--- RECORDS PROVIDED ---

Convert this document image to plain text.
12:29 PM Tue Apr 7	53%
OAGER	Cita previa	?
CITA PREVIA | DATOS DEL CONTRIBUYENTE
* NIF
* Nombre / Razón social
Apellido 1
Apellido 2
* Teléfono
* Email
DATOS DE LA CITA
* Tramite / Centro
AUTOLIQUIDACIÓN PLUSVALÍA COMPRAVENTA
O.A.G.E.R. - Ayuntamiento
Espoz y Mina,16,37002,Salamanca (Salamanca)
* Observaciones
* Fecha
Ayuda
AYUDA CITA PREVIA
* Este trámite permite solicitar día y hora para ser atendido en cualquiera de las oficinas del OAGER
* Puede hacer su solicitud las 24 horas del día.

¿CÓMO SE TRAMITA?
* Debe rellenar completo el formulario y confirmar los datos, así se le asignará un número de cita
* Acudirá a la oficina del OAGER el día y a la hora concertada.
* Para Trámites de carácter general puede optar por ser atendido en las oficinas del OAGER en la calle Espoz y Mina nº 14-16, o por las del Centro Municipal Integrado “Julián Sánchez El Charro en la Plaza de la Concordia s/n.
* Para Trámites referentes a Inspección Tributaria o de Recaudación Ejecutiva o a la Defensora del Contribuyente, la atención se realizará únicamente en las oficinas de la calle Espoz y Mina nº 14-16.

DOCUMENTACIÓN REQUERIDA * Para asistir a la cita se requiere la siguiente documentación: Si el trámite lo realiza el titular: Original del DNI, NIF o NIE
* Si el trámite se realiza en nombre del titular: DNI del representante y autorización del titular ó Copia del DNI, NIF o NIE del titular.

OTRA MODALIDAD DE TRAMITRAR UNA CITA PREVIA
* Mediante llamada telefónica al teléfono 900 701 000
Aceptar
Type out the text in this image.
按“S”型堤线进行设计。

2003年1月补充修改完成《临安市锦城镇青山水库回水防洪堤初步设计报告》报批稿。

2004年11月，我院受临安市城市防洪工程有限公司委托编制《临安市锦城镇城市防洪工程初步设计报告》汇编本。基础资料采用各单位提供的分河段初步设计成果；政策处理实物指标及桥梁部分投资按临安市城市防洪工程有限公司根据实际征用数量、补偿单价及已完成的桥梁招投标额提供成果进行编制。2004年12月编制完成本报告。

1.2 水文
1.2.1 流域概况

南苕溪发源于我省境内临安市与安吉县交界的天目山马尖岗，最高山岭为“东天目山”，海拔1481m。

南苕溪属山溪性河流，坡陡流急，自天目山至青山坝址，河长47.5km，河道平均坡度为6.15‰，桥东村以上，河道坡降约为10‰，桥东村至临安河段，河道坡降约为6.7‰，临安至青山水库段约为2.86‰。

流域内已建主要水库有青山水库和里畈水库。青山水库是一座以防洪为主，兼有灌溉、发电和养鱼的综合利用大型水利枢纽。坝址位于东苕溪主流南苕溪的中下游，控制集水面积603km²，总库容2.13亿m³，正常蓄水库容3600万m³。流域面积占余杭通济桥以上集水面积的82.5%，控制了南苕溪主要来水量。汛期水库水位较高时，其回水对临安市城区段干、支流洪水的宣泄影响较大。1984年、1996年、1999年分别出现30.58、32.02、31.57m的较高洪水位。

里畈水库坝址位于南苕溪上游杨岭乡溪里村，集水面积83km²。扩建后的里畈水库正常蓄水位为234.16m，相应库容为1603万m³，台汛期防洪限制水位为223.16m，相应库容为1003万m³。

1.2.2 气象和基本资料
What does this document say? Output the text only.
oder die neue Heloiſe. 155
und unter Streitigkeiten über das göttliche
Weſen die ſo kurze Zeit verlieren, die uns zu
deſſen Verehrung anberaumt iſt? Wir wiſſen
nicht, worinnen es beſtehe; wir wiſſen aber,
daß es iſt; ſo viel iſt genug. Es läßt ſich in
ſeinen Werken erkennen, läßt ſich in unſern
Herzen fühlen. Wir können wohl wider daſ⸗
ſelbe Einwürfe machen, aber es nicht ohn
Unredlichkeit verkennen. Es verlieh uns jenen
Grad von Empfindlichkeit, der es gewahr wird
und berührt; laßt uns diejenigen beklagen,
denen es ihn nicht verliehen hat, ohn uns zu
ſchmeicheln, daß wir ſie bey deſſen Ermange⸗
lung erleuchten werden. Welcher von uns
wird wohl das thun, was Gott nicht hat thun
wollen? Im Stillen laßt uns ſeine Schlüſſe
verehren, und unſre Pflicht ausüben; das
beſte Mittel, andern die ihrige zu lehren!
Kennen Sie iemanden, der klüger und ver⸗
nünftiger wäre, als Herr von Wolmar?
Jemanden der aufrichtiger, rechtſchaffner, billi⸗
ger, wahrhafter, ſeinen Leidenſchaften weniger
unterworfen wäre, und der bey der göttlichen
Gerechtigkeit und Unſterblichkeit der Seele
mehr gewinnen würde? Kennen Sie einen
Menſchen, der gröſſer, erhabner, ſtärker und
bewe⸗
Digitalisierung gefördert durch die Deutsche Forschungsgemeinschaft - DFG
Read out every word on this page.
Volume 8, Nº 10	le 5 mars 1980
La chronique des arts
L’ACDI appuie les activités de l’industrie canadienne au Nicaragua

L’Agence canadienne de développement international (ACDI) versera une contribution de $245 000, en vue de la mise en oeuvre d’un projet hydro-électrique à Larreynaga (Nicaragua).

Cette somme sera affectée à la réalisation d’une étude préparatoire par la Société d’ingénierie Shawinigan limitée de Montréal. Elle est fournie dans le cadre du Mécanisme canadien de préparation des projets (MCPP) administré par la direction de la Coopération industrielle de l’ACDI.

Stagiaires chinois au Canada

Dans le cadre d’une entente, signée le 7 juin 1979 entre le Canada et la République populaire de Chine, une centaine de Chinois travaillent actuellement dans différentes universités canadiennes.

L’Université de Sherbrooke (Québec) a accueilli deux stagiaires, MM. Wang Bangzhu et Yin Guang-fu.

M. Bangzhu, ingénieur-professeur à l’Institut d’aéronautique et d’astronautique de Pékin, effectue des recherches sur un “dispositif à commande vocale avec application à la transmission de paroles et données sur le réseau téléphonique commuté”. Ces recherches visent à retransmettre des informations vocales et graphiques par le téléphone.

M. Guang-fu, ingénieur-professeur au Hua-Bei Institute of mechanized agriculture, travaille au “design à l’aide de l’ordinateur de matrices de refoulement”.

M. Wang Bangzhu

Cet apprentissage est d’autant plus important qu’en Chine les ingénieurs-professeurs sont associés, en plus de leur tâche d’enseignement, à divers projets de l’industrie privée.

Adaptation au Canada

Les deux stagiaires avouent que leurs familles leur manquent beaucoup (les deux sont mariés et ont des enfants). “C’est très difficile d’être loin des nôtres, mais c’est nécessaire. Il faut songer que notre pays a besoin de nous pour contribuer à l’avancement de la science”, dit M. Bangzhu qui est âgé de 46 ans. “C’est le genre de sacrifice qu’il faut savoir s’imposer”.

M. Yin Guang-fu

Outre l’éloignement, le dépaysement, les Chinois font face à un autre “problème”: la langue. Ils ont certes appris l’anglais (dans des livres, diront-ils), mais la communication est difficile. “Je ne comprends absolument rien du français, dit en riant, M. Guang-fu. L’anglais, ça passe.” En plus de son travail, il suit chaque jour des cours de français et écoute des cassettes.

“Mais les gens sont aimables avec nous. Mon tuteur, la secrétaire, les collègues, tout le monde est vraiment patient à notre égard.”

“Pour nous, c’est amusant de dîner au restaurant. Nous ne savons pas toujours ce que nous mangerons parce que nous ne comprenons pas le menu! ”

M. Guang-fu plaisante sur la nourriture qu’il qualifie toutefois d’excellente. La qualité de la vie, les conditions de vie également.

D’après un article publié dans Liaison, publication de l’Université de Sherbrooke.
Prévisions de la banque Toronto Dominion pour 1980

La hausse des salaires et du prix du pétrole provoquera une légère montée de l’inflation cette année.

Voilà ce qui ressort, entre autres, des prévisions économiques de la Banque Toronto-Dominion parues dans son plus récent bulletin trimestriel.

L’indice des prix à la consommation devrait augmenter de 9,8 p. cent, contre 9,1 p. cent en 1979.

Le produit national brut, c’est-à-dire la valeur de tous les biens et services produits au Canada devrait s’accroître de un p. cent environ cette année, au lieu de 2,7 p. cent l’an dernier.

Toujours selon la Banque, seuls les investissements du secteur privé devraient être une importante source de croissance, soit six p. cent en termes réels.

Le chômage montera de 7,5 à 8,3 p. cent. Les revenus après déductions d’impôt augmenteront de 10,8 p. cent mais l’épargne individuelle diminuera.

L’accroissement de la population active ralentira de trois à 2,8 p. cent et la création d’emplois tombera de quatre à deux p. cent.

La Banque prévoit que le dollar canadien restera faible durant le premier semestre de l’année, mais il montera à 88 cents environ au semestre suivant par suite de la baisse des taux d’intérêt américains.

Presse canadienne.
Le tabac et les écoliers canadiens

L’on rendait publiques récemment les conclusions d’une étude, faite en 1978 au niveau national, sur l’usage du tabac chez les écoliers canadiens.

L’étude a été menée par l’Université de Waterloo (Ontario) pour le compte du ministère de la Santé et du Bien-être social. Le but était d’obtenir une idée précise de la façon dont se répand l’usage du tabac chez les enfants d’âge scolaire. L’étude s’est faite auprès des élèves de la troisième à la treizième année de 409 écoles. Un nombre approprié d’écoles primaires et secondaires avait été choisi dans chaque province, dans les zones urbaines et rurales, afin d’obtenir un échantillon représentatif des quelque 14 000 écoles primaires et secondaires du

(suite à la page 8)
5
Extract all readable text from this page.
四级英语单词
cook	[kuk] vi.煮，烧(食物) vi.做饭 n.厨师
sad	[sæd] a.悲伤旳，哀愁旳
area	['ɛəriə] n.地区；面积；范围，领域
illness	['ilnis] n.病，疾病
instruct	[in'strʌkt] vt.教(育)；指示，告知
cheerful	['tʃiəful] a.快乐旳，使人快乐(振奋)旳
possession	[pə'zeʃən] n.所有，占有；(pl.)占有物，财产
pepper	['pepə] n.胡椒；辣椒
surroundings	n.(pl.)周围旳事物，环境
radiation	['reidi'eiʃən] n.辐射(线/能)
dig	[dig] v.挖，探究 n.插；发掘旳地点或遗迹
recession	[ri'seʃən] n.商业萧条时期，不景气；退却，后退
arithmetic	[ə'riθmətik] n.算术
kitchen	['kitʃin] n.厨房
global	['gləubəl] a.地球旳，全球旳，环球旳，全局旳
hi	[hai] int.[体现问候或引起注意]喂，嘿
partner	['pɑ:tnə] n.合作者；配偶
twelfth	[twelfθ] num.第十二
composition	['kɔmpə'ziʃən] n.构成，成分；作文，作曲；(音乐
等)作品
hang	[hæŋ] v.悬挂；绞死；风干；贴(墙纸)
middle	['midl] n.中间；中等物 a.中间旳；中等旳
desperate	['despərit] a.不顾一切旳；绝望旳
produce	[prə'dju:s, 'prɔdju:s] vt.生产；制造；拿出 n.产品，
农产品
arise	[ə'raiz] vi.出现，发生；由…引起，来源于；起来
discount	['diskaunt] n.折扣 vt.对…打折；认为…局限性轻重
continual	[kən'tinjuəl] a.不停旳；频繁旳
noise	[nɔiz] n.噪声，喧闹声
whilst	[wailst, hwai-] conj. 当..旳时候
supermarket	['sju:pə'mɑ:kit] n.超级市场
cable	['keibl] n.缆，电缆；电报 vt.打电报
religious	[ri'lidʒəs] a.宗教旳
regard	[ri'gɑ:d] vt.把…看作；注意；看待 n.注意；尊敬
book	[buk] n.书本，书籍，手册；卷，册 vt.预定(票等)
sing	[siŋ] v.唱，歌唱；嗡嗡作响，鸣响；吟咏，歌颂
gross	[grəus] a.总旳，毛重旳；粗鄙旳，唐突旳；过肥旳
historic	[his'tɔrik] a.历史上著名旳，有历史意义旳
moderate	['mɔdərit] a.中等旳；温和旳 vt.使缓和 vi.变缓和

---

TASK INSTRUCTIONS:
Copy out each line of the records where the string "nicht" appears.

EXERCISE RESPONSE:
nicht, worinnen es beſtehe; wir wiſſen aber,
ſelbe Einwürfe machen, aber es nicht ohn
denen es ihn nicht verliehen hat, ohn uns zu
wird wohl das thun, was Gott nicht hat thun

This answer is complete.